(Data entries)
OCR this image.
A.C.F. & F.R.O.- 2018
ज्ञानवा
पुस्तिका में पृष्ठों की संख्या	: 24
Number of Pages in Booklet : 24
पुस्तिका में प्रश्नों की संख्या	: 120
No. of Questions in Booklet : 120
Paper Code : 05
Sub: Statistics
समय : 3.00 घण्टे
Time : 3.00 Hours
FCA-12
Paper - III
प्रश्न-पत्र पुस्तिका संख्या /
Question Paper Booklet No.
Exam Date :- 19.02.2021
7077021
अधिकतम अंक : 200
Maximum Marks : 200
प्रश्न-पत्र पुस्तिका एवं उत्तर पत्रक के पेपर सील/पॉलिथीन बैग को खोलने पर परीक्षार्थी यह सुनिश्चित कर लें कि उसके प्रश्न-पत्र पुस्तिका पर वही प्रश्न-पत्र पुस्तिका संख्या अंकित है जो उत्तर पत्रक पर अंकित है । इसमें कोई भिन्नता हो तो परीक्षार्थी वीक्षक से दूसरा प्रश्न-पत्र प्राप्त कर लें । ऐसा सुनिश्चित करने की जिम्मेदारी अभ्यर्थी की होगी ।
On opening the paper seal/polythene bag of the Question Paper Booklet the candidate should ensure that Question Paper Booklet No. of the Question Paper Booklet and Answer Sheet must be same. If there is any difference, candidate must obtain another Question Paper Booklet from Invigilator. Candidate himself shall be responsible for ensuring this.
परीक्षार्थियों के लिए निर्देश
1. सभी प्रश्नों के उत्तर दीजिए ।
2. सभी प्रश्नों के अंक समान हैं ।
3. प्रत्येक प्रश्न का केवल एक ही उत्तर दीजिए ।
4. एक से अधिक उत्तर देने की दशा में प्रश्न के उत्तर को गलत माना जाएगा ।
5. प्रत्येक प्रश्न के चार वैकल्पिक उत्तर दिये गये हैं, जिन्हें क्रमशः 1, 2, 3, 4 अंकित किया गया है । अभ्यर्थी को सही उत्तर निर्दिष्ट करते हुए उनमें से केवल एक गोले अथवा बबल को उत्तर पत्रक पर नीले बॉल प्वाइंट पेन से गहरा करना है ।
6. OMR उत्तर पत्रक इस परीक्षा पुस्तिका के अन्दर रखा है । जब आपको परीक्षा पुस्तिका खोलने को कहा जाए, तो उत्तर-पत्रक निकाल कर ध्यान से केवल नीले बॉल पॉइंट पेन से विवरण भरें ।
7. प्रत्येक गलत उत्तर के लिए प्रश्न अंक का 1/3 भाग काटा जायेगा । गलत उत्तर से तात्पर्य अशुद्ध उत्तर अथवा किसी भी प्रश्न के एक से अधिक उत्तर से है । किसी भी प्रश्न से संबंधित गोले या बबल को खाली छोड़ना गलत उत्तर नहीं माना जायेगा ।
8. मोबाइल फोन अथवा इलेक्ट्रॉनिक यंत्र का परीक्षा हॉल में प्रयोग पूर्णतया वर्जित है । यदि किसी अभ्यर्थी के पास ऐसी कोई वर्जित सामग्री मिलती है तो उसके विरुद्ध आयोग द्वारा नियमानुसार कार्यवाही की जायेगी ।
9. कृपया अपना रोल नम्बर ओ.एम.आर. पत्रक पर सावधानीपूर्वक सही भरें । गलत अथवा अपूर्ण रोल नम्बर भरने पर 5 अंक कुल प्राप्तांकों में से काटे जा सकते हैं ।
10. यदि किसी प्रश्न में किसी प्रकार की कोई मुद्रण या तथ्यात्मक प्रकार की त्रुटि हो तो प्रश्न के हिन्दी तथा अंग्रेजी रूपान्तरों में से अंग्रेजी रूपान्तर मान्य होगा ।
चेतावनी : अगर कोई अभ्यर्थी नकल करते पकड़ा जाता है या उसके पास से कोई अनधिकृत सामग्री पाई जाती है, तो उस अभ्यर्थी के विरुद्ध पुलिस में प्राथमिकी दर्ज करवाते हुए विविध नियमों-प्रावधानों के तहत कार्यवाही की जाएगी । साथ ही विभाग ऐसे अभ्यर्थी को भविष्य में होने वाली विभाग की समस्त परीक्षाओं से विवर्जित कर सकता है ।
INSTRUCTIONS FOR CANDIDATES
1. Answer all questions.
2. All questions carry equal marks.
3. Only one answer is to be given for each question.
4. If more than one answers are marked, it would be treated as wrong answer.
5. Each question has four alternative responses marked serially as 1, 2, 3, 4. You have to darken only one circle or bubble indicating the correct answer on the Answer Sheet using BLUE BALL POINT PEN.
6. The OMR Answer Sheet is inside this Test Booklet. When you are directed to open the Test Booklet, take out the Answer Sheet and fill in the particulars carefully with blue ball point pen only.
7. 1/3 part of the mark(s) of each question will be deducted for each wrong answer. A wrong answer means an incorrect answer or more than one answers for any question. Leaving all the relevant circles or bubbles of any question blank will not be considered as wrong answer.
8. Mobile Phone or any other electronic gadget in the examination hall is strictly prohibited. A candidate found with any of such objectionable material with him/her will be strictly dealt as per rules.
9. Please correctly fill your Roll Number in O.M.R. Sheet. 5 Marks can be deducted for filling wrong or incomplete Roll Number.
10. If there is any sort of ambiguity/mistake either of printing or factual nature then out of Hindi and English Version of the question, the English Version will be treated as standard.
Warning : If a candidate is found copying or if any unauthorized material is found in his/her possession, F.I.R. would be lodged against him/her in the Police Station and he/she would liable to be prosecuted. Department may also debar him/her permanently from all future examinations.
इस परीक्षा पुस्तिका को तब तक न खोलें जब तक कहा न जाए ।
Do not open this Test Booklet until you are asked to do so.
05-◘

▶ **Work to complete**: Repeat the whole listing exactly, keeping every line intact.

▶ **Complete output**:
OCR this image.
A.C.F. & F.R.O.- 2018
ज्ञानवा
पुस्तिका में पृष्ठों की संख्या	: 24
Number of Pages in Booklet : 24
पुस्तिका में प्रश्नों की संख्या	: 120
No. of Questions in Booklet : 120
Paper Code : 05
Sub: Statistics
समय : 3.00 घण्टे
Time : 3.00 Hours
FCA-12
Paper - III
प्रश्न-पत्र पुस्तिका संख्या /
Question Paper Booklet No.
Exam Date :- 19.02.2021
7077021
अधिकतम अंक : 200
Maximum Marks : 200
प्रश्न-पत्र पुस्तिका एवं उत्तर पत्रक के पेपर सील/पॉलिथीन बैग को खोलने पर परीक्षार्थी यह सुनिश्चित कर लें कि उसके प्रश्न-पत्र पुस्तिका पर वही प्रश्न-पत्र पुस्तिका संख्या अंकित है जो उत्तर पत्रक पर अंकित है । इसमें कोई भिन्नता हो तो परीक्षार्थी वीक्षक से दूसरा प्रश्न-पत्र प्राप्त कर लें । ऐसा सुनिश्चित करने की जिम्मेदारी अभ्यर्थी की होगी ।
On opening the paper seal/polythene bag of the Question Paper Booklet the candidate should ensure that Question Paper Booklet No. of the Question Paper Booklet and Answer Sheet must be same. If there is any difference, candidate must obtain another Question Paper Booklet from Invigilator. Candidate himself shall be responsible for ensuring this.
परीक्षार्थियों के लिए निर्देश
1. सभी प्रश्नों के उत्तर दीजिए ।
2. सभी प्रश्नों के अंक समान हैं ।
3. प्रत्येक प्रश्न का केवल एक ही उत्तर दीजिए ।
4. एक से अधिक उत्तर देने की दशा में प्रश्न के उत्तर को गलत माना जाएगा ।
5. प्रत्येक प्रश्न के चार वैकल्पिक उत्तर दिये गये हैं, जिन्हें क्रमशः 1, 2, 3, 4 अंकित किया गया है । अभ्यर्थी को सही उत्तर निर्दिष्ट करते हुए उनमें से केवल एक गोले अथवा बबल को उत्तर पत्रक पर नीले बॉल प्वाइंट पेन से गहरा करना है ।
6. OMR उत्तर पत्रक इस परीक्षा पुस्तिका के अन्दर रखा है । जब आपको परीक्षा पुस्तिका खोलने को कहा जाए, तो उत्तर-पत्रक निकाल कर ध्यान से केवल नीले बॉल पॉइंट पेन से विवरण भरें ।
7. प्रत्येक गलत उत्तर के लिए प्रश्न अंक का 1/3 भाग काटा जायेगा । गलत उत्तर से तात्पर्य अशुद्ध उत्तर अथवा किसी भी प्रश्न के एक से अधिक उत्तर से है । किसी भी प्रश्न से संबंधित गोले या बबल को खाली छोड़ना गलत उत्तर नहीं माना जायेगा ।
8. मोबाइल फोन अथवा इलेक्ट्रॉनिक यंत्र का परीक्षा हॉल में प्रयोग पूर्णतया वर्जित है । यदि किसी अभ्यर्थी के पास ऐसी कोई वर्जित सामग्री मिलती है तो उसके विरुद्ध आयोग द्वारा नियमानुसार कार्यवाही की जायेगी ।
9. कृपया अपना रोल नम्बर ओ.एम.आर. पत्रक पर सावधानीपूर्वक सही भरें । गलत अथवा अपूर्ण रोल नम्बर भरने पर 5 अंक कुल प्राप्तांकों में से काटे जा सकते हैं ।
10. यदि किसी प्रश्न में किसी प्रकार की कोई मुद्रण या तथ्यात्मक प्रकार की त्रुटि हो तो प्रश्न के हिन्दी तथा अंग्रेजी रूपान्तरों में से अंग्रेजी रूपान्तर मान्य होगा ।
चेतावनी : अगर कोई अभ्यर्थी नकल करते पकड़ा जाता है या उसके पास से कोई अनधिकृत सामग्री पाई जाती है, तो उस अभ्यर्थी के विरुद्ध पुलिस में प्राथमिकी दर्ज करवाते हुए विविध नियमों-प्रावधानों के तहत कार्यवाही की जाएगी । साथ ही विभाग ऐसे अभ्यर्थी को भविष्य में होने वाली विभाग की समस्त परीक्षाओं से विवर्जित कर सकता है ।
INSTRUCTIONS FOR CANDIDATES
1. Answer all questions.
2. All questions carry equal marks.
3. Only one answer is to be given for each question.
4. If more than one answers are marked, it would be treated as wrong answer.
5. Each question has four alternative responses marked serially as 1, 2, 3, 4. You have to darken only one circle or bubble indicating the correct answer on the Answer Sheet using BLUE BALL POINT PEN.
6. The OMR Answer Sheet is inside this Test Booklet. When you are directed to open the Test Booklet, take out the Answer Sheet and fill in the particulars carefully with blue ball point pen only.
7. 1/3 part of the mark(s) of each question will be deducted for each wrong answer. A wrong answer means an incorrect answer or more than one answers for any question. Leaving all the relevant circles or bubbles of any question blank will not be considered as wrong answer.
8. Mobile Phone or any other electronic gadget in the examination hall is strictly prohibited. A candidate found with any of such objectionable material with him/her will be strictly dealt as per rules.
9. Please correctly fill your Roll Number in O.M.R. Sheet. 5 Marks can be deducted for filling wrong or incomplete Roll Number.
10. If there is any sort of ambiguity/mistake either of printing or factual nature then out of Hindi and English Version of the question, the English Version will be treated as standard.
Warning : If a candidate is found copying or if any unauthorized material is found in his/her possession, F.I.R. would be lodged against him/her in the Police Station and he/she would liable to be prosecuted. Department may also debar him/her permanently from all future examinations.
इस परीक्षा पुस्तिका को तब तक न खोलें जब तक कहा न जाए ।
Do not open this Test Booklet until you are asked to do so.
05-◘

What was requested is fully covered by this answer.